-------- RECORDS FOR THIS EXERCISE

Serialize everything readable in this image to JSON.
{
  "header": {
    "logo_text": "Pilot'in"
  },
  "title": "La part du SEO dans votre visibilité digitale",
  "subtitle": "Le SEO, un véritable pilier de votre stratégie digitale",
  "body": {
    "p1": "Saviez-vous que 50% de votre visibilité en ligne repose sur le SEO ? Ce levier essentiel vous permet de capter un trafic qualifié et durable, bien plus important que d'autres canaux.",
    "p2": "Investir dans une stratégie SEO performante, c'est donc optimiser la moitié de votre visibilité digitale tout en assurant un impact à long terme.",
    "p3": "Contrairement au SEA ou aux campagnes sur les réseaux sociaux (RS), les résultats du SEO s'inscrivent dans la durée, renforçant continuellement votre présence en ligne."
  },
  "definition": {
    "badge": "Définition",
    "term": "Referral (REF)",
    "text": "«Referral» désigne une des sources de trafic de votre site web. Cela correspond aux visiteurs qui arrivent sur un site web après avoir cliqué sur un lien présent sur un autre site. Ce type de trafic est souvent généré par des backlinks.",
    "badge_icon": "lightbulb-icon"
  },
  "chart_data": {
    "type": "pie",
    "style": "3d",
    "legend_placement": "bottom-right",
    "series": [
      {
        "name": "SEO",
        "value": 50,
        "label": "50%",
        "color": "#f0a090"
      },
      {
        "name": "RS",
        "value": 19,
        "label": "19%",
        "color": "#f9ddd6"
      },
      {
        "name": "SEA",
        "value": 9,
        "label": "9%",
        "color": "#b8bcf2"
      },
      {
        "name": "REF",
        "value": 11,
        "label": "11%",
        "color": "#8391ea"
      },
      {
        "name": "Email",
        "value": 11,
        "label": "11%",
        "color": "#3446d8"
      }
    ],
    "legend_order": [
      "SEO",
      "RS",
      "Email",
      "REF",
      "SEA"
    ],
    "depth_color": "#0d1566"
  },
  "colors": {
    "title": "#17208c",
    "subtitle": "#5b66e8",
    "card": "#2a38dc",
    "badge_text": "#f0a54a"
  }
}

----------------

Your task is to transcribe the material exactly.

RESULT FOR THIS EXERCISE
Serialize everything readable in this image to JSON.
{
  "header": {
    "logo_text": "Pilot'in"
  },
  "title": "La part du SEO dans votre visibilité digitale",
  "subtitle": "Le SEO, un véritable pilier de votre stratégie digitale",
  "body": {
    "p1": "Saviez-vous que 50% de votre visibilité en ligne repose sur le SEO ? Ce levier essentiel vous permet de capter un trafic qualifié et durable, bien plus important que d'autres canaux.",
    "p2": "Investir dans une stratégie SEO performante, c'est donc optimiser la moitié de votre visibilité digitale tout en assurant un impact à long terme.",
    "p3": "Contrairement au SEA ou aux campagnes sur les réseaux sociaux (RS), les résultats du SEO s'inscrivent dans la durée, renforçant continuellement votre présence en ligne."
  },
  "definition": {
    "badge": "Définition",
    "term": "Referral (REF)",
    "text": "«Referral» désigne une des sources de trafic de votre site web. Cela correspond aux visiteurs qui arrivent sur un site web après avoir cliqué sur un lien présent sur un autre site. Ce type de trafic est souvent généré par des backlinks.",
    "badge_icon": "lightbulb-icon"
  },
  "chart_data": {
    "type": "pie",
    "style": "3d",
    "legend_placement": "bottom-right",
    "series": [
      {
        "name": "SEO",
        "value": 50,
        "label": "50%",
        "color": "#f0a090"
      },
      {
        "name": "RS",
        "value": 19,
        "label": "19%",
        "color": "#f9ddd6"
      },
      {
        "name": "SEA",
        "value": 9,
        "label": "9%",
        "color": "#b8bcf2"
      },
      {
        "name": "REF",
        "value": 11,
        "label": "11%",
        "color": "#8391ea"
      },
      {
        "name": "Email",
        "value": 11,
        "label": "11%",
        "color": "#3446d8"
      }
    ],
    "legend_order": [
      "SEO",
      "RS",
      "Email",
      "REF",
      "SEA"
    ],
    "depth_color": "#0d1566"
  },
  "colors": {
    "title": "#17208c",
    "subtitle": "#5b66e8",
    "card": "#2a38dc",
    "badge_text": "#f0a54a"
  }
}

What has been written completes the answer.